* [Do this]:
Find the word "terminology" in the material below and gather every line that contains it.

* [Task inputs]:
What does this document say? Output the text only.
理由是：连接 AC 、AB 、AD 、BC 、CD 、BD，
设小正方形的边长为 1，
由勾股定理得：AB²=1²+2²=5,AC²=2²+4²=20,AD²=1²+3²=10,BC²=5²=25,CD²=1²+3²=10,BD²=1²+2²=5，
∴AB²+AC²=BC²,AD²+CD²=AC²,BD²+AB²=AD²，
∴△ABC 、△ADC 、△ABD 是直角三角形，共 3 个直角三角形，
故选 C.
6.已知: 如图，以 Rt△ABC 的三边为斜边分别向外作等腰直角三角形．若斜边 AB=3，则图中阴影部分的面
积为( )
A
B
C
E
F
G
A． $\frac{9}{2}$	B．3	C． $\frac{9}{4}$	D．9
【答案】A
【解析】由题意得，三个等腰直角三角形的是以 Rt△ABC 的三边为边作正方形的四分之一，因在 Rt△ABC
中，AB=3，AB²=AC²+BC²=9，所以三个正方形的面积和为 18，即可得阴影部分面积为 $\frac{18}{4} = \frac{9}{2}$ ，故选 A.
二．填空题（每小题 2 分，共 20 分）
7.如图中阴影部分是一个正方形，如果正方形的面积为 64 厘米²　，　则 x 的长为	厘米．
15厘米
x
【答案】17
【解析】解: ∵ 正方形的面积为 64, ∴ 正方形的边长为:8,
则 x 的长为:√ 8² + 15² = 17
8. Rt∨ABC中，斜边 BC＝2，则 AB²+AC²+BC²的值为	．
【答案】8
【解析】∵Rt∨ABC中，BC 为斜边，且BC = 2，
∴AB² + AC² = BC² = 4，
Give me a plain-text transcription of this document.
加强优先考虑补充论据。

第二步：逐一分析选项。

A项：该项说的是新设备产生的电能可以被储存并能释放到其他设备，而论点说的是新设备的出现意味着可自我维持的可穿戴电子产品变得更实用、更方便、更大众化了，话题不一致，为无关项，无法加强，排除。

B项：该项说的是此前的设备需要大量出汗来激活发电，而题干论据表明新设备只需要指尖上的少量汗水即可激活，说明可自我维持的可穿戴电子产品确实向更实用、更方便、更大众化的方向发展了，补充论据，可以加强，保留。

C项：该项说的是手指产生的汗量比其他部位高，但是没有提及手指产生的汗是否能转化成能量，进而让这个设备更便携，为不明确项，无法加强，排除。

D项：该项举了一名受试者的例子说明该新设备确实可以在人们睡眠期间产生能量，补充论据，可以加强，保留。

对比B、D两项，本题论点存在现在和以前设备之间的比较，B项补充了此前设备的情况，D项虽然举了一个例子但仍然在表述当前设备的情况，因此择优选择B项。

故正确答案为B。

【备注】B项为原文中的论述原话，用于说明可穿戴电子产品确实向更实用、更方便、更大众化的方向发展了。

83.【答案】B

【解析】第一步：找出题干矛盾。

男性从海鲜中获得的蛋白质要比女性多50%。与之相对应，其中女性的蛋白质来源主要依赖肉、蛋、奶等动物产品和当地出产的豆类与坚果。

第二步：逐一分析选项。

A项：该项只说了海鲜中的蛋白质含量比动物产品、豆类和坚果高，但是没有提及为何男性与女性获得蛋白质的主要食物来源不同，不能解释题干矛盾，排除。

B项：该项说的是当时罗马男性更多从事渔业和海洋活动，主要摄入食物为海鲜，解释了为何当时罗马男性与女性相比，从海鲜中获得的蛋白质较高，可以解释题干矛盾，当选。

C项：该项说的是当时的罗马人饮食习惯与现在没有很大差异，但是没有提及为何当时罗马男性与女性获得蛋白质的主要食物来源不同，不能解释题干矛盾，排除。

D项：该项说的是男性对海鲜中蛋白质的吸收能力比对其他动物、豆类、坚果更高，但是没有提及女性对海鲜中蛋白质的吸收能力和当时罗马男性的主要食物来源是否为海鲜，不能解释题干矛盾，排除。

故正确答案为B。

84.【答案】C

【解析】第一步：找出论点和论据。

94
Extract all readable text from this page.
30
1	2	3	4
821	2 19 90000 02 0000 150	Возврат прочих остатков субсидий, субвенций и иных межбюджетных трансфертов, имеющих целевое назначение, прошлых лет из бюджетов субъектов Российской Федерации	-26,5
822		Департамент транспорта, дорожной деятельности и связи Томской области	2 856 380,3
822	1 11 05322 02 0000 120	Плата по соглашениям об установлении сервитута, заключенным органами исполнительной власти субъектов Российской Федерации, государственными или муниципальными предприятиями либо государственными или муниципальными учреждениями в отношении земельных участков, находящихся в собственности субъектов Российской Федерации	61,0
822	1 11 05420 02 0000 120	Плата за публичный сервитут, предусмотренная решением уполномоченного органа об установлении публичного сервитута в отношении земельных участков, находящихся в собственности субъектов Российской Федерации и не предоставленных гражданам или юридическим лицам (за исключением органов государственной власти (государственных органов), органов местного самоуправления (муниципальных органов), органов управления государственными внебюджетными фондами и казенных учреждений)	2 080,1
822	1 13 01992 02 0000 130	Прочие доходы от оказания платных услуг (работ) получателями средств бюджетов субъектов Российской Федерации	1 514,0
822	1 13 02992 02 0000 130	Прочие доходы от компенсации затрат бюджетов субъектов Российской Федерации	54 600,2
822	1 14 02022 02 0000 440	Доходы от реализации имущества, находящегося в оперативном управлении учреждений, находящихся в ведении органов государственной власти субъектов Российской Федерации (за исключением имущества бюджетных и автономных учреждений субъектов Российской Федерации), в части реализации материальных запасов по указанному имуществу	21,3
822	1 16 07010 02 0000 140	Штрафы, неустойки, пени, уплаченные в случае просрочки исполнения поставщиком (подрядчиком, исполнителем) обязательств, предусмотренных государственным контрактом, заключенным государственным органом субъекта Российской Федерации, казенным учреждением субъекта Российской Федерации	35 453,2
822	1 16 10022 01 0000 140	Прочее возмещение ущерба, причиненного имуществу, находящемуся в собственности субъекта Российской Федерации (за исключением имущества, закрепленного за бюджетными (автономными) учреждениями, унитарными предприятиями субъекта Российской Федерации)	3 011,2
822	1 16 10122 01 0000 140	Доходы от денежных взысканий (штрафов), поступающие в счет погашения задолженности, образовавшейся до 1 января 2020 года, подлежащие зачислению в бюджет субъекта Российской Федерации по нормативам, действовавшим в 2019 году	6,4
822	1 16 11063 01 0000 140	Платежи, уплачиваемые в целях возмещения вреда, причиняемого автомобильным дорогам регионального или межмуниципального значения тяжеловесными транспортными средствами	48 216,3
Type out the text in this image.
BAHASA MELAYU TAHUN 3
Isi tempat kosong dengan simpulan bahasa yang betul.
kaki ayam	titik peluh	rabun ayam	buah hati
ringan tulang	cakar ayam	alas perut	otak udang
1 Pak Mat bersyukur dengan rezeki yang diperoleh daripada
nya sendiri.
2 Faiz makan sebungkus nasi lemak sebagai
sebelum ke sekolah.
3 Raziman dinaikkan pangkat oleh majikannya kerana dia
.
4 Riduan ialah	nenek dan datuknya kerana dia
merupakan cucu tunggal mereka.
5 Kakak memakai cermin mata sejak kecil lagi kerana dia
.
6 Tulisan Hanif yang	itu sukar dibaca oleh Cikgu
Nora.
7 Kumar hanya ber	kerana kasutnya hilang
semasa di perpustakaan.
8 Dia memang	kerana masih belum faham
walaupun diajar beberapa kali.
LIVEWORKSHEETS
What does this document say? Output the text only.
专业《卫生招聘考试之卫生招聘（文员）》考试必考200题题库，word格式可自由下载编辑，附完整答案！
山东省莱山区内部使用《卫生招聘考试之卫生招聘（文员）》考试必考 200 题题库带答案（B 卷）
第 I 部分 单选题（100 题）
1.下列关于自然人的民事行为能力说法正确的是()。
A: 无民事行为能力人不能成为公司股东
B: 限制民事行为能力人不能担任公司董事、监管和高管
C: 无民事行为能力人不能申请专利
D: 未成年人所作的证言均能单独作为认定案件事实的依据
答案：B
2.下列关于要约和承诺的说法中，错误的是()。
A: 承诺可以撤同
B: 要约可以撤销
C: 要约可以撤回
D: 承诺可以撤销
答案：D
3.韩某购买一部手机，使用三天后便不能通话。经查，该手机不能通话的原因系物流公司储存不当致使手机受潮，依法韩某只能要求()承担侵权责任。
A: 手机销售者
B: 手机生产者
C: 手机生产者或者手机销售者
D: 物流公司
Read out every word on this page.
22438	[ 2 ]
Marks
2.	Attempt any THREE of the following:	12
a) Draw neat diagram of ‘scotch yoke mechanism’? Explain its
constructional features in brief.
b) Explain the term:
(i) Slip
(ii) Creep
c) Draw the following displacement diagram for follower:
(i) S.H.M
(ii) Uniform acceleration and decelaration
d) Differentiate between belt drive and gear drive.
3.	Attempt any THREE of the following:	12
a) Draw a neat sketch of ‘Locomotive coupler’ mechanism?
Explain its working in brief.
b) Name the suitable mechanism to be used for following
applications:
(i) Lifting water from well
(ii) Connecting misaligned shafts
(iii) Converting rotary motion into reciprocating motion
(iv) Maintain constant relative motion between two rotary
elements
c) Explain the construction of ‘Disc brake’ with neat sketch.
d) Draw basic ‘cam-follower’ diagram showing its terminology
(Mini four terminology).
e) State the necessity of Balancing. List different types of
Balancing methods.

* [Reply]:
d) Draw basic ‘cam-follower’ diagram showing its terminology
(Mini four terminology).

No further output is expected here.